**SELECTED EXTRACT**.

Mr. Speaker, it is good to speak to this motion today. First of all, let me say in speaking for the Liberal Party that in the Liberal caucus, private member's bills are free votes, as is the tradition in many other parties. Our leader, the hon. member for Papineau, has been very clear that the charter is at the heart of the Liberal conscience, and as we have long said, Liberals will always support the charter. We are the party of the charter.
I want to talk about how our leader, which the sponsor of the bill mentioned quite a bit in his speech, has led by example. In June 2013, he announced the open Parliament plan, which sought to proactively disclose travel and hospitality expenses and post them in a quarterly manner. I remember all the work my staff had to do for that. It was an extra expense and use of resources to make sure that travel and hospitality expenses were disclosed.
The Board of Internal Economy then was opened up and we expanded the performance audits of the House of Commons and Senate administration and worked with the Auditor General on public guidelines for future audits.
Liberals believe that openness and transparency are pillars of our democratic institutions, and that is why, as I just described, we became the first caucus in the House of Commons, in October 2013, to publicly post our expenses online.
Canadians have asked for openness and honesty in their elected representatives, not secrecy, not distrust, and not scandal.
The Senate, through extreme patronage and partisanship, has come to poorly serve the interests of Canadians. That is why our leader took decisive action on January 29, 2014, when he announced that the national Liberal caucus would only include elected members of Parliament and not appointed senators.
I remember that day very well, and I remember feeling that the leader was very courageous in doing that. I was somewhat taken by surprise, because there was no announcement to me before the day the leader took that action, but it was very courageous. It is a clear example of movement on the issue of the Senate and what role the Senate should play and how it could be improved to serve Canadians better.
Our leader also announced that a future Liberal government would put in place an open, transparent, and non-partisan appointment process for new senators. Our leader did more to reform the Senate in a single day than the Prime Minister has done in a decade.
At our convention in February 2014, we passed a comprehensive democratic reform motion that will help restore trust in our democracy. The motion includes a number of components, and I want to list them: open, democratic nominations of candidates; fewer whipped votes in Parliament and more free votes requiring individual MPs to assume full responsibility for their decisions; stronger parliamentary control over public finances, including an annual deadline for the budget; accounting consistency between the estimates and the public accounts; more clarity in voting on estimates; a costing analysis for each government bill; a requirement that government borrowing plans get Parliament's pre-approval; a truly independent, properly resourced Parliamentary Budget Officer; a more effective access to information regime with stronger safeguards against political interference; an impartial system to identify and eliminate the waste of tax dollars on partisan advertising; and careful limitations on secret committee proceedings, omnibus bills, and prorogation to avoid their misuse for the short-term partisan convenience of the government.
On that point, one of the things I have seen as a first-term MP right away is how the government has not respected the role of Parliament by using those things.

**GIVEN RECORDS**.
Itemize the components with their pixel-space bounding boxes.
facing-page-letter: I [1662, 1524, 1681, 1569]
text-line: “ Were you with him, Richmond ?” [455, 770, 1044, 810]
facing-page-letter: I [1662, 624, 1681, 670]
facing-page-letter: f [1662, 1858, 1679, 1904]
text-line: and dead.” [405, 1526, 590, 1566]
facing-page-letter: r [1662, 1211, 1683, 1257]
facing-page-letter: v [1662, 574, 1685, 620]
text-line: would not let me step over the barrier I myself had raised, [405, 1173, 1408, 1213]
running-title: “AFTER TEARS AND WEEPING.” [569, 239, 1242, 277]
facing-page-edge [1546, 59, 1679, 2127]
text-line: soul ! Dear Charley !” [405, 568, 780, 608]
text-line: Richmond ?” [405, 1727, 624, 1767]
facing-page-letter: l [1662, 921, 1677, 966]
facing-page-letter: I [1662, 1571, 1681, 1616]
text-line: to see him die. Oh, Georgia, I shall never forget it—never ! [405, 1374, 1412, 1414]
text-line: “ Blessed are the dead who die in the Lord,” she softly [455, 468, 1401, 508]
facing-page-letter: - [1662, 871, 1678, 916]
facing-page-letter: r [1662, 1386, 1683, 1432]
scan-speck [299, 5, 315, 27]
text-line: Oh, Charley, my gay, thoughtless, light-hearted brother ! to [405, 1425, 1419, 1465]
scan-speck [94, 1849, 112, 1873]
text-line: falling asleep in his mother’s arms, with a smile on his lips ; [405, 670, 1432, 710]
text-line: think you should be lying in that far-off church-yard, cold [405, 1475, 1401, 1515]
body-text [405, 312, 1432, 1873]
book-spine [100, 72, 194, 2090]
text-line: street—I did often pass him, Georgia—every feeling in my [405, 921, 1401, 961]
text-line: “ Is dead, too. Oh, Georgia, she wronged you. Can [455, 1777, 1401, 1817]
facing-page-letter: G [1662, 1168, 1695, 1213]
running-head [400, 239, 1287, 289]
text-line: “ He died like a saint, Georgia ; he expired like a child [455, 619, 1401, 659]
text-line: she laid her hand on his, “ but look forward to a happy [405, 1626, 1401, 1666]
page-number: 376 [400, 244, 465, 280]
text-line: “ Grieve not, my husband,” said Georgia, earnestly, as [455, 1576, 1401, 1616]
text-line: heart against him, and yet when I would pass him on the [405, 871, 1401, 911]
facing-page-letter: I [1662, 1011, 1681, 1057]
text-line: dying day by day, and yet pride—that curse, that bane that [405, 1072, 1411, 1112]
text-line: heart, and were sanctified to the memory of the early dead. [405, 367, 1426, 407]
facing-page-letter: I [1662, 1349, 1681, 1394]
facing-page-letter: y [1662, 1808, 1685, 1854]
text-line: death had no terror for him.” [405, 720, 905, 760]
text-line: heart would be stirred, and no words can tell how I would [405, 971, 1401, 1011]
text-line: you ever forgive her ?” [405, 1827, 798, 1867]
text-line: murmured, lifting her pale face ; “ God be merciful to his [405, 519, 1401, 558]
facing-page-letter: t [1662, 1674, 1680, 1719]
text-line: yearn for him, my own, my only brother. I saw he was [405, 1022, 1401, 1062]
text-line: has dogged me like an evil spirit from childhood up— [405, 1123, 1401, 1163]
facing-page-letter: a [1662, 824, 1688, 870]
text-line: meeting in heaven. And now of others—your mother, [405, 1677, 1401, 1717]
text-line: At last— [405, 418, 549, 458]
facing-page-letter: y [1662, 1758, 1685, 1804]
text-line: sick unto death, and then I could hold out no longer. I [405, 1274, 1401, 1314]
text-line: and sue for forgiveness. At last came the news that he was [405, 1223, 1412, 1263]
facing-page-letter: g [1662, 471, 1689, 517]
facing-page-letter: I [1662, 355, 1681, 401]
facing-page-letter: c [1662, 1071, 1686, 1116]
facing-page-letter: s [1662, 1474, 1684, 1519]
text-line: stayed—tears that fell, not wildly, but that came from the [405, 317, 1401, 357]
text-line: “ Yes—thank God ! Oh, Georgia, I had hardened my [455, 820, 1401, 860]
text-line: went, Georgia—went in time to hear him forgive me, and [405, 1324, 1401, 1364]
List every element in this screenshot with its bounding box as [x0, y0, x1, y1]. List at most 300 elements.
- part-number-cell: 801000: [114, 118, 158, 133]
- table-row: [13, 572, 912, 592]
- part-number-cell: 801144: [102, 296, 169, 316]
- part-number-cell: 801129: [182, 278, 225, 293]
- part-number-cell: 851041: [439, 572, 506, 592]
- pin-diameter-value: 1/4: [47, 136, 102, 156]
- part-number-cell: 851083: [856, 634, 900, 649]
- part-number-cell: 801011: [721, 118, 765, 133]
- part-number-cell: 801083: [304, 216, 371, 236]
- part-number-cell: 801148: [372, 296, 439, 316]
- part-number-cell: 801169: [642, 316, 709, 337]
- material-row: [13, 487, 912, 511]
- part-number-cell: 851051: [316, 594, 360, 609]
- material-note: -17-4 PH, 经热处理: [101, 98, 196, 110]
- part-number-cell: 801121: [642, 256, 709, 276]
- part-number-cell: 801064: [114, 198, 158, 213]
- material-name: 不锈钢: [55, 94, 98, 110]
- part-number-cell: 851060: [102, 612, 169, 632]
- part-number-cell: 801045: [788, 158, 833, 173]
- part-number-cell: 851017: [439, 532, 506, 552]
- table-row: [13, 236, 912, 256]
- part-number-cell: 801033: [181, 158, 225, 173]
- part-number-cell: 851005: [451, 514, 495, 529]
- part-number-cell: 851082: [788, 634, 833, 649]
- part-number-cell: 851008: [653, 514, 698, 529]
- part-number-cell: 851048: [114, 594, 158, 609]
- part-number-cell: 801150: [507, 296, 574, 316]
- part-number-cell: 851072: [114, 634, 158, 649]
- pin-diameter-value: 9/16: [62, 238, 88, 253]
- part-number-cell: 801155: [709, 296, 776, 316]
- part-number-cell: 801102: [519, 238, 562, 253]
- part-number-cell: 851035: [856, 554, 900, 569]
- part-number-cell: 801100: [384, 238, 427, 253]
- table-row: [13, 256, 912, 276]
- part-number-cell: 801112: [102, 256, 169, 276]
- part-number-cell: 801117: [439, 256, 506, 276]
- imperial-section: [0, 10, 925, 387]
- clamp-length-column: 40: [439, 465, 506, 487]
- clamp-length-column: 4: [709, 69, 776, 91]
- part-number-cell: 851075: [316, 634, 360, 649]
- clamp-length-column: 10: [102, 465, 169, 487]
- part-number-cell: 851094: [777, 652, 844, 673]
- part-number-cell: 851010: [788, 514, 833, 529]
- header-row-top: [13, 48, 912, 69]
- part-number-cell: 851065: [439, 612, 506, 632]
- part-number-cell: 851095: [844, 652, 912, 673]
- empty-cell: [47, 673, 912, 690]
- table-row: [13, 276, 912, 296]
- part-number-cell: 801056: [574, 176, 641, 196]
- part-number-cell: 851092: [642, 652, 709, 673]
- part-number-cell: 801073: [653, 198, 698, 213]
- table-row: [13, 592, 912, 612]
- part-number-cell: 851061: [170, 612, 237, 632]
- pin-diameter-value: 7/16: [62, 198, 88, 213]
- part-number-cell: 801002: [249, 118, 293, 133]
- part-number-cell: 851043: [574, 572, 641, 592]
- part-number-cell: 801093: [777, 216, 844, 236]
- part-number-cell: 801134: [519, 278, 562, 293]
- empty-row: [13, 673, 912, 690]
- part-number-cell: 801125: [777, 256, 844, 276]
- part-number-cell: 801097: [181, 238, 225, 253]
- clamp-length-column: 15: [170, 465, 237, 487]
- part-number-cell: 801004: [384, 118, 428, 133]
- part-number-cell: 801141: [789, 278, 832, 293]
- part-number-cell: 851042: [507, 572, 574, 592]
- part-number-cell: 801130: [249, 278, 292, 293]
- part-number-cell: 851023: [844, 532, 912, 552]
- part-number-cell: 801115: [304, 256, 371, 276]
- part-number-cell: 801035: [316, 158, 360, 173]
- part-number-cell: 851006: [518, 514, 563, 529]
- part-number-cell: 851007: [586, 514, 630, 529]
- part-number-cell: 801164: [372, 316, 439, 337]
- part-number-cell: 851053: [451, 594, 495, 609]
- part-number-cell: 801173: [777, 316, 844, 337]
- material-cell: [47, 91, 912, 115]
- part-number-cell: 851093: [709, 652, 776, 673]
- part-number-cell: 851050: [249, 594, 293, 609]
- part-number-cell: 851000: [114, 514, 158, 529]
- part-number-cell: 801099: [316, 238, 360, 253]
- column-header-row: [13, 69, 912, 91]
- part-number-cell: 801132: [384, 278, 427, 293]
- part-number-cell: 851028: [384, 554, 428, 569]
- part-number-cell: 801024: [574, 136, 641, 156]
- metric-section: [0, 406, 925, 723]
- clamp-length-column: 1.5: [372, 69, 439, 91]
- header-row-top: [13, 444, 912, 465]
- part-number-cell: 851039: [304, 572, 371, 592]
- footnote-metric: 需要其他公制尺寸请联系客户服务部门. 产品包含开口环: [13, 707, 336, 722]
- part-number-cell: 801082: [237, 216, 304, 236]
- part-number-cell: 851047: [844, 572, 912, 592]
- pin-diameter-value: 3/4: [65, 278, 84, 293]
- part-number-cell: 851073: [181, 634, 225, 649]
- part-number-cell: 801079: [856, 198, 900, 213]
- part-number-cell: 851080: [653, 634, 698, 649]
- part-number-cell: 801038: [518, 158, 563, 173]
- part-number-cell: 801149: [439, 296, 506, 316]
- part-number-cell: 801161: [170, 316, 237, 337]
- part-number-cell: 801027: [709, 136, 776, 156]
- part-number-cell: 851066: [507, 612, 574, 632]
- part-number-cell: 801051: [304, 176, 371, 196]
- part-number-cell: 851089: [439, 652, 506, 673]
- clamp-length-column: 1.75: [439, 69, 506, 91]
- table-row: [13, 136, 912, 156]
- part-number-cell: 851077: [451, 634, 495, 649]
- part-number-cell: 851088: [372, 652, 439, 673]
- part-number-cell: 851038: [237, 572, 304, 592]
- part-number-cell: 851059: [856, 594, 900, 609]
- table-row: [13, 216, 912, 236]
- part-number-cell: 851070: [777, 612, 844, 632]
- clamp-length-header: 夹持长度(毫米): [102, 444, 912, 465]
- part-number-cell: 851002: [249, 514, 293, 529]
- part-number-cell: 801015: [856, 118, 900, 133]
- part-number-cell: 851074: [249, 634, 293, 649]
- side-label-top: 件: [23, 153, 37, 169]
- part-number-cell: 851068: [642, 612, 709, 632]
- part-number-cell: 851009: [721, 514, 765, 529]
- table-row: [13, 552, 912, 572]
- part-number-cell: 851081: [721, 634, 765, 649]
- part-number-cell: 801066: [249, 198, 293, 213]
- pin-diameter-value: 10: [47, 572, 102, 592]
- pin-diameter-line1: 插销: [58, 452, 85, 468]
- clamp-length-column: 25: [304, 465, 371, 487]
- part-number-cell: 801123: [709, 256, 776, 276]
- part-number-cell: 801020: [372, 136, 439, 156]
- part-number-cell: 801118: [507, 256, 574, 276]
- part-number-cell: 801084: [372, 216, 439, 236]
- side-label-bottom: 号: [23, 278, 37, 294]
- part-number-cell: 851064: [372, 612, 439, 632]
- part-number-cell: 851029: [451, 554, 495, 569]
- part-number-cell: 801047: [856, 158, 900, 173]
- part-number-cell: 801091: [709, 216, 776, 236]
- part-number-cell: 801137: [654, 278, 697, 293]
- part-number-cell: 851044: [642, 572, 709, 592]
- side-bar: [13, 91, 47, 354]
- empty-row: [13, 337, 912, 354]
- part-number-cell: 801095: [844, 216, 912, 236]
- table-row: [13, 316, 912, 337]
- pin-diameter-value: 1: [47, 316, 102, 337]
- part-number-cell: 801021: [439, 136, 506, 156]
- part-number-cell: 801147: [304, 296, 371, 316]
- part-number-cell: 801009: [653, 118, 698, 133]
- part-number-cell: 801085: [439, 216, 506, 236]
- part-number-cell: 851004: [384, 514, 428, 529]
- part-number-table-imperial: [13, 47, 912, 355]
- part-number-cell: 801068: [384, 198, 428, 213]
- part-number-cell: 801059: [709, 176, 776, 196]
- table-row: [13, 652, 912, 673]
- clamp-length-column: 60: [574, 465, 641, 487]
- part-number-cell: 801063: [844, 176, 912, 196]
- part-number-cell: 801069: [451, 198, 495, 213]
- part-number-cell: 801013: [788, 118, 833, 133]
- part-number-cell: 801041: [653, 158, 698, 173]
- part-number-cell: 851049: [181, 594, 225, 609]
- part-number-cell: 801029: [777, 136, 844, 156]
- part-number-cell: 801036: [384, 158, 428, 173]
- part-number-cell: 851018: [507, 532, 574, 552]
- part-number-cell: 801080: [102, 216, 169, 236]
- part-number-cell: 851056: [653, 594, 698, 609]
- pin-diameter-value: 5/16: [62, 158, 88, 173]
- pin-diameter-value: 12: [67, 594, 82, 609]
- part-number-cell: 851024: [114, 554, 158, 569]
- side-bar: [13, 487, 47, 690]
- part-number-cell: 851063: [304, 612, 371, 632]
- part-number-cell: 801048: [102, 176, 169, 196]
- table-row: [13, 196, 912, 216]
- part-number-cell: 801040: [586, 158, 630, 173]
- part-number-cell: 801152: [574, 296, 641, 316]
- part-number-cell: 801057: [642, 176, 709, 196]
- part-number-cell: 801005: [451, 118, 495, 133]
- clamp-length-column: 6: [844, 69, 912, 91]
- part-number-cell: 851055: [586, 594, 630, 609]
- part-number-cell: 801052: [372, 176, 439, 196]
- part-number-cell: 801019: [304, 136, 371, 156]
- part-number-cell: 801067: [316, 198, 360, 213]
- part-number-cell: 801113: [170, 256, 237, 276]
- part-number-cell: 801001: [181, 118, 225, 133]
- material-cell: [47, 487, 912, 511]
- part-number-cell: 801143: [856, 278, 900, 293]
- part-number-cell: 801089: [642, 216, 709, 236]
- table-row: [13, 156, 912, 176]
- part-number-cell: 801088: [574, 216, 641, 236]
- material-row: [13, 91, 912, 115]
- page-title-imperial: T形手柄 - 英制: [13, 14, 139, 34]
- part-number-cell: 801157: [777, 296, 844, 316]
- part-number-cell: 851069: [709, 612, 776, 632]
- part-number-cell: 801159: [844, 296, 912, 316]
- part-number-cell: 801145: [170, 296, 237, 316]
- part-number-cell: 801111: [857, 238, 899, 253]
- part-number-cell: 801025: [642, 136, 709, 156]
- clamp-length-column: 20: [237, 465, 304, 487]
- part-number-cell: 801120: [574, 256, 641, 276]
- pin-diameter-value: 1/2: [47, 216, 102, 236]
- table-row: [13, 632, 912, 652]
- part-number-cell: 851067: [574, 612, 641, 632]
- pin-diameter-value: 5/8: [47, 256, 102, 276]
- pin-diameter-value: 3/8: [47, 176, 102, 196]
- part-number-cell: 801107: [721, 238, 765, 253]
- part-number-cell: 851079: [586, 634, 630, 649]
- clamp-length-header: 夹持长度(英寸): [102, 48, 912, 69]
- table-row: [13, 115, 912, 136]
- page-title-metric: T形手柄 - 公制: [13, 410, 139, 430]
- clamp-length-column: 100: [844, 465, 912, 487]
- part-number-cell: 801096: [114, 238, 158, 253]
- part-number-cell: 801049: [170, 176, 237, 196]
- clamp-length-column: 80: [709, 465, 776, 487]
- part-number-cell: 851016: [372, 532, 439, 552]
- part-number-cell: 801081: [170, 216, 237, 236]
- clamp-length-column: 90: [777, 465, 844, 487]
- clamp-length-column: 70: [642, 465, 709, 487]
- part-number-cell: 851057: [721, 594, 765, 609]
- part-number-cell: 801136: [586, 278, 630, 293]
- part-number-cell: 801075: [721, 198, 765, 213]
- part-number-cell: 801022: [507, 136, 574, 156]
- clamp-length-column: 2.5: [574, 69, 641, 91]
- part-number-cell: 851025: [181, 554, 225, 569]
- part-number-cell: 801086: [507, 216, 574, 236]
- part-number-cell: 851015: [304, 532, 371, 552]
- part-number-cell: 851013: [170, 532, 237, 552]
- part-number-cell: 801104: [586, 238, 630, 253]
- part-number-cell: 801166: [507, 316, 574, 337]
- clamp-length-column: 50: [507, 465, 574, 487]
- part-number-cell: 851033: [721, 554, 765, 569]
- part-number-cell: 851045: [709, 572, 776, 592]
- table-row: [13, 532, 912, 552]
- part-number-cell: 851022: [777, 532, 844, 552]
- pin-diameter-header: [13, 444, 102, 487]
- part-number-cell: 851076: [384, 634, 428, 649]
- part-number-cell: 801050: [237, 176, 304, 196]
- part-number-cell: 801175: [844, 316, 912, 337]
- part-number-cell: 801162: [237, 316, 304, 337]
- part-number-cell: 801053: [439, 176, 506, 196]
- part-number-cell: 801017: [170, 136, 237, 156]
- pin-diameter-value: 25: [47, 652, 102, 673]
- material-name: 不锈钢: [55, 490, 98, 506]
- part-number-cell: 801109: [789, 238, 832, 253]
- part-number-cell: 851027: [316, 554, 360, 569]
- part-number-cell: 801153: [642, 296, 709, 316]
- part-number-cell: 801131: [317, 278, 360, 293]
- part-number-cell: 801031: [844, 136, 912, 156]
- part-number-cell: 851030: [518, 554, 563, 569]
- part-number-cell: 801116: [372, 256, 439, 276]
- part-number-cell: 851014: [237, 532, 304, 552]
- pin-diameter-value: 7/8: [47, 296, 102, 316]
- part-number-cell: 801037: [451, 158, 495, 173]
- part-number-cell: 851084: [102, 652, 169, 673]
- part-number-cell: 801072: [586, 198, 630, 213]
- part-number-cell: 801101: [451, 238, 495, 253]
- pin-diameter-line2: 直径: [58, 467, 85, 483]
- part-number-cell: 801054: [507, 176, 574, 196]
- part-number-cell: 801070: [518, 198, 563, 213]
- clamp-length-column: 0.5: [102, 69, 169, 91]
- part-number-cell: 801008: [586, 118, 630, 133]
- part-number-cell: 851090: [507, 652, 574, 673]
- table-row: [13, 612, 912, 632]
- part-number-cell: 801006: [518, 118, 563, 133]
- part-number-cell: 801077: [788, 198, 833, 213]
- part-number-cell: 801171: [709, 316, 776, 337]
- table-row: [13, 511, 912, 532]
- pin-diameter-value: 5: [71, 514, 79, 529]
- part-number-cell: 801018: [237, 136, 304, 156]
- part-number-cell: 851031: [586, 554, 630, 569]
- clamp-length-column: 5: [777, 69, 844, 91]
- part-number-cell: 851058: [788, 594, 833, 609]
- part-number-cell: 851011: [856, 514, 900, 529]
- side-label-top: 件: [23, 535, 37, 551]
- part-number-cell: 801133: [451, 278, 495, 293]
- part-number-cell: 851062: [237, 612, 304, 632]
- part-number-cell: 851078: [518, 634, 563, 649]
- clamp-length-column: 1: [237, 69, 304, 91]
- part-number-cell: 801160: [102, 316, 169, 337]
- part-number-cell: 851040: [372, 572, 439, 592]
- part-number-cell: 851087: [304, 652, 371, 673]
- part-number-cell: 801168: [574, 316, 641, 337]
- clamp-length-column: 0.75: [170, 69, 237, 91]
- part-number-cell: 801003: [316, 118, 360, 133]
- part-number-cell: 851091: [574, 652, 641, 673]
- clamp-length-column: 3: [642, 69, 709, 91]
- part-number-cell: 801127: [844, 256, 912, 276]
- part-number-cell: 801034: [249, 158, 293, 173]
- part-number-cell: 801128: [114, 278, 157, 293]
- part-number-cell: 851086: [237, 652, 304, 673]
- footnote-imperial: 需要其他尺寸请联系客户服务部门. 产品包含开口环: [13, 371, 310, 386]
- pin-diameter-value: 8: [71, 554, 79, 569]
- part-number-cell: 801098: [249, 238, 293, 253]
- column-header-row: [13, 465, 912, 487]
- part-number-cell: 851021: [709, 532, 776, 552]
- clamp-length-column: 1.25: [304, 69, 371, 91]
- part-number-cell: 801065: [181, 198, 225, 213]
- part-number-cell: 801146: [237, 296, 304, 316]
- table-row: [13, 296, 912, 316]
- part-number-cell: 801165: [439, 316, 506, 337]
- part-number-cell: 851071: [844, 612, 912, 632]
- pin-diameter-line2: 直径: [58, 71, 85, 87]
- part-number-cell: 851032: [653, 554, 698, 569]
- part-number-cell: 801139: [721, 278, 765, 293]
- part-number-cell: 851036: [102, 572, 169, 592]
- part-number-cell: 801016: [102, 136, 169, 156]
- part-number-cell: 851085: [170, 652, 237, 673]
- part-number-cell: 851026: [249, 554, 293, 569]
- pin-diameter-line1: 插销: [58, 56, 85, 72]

**EXERCISE PROMPT**.
Reproduce the passage of the speech on the Liberal Party and democratic reform starting with "I remember that" and going on through "in a decade.", word for word.

**SOLUTION FOR THIS TASK**.
I remember that day very well, and I remember feeling that the leader was very courageous in doing that. I was somewhat taken by surprise, because there was no announcement to me before the day the leader took that action, but it was very courageous. It is a clear example of movement on the issue of the Senate and what role the Senate should play and how it could be improved to serve Canadians better.
Our leader also announced that a future Liberal government would put in place an open, transparent, and non-partisan appointment process for new senators. Our leader did more to reform the Senate in a single day than the Prime Minister has done in a decade.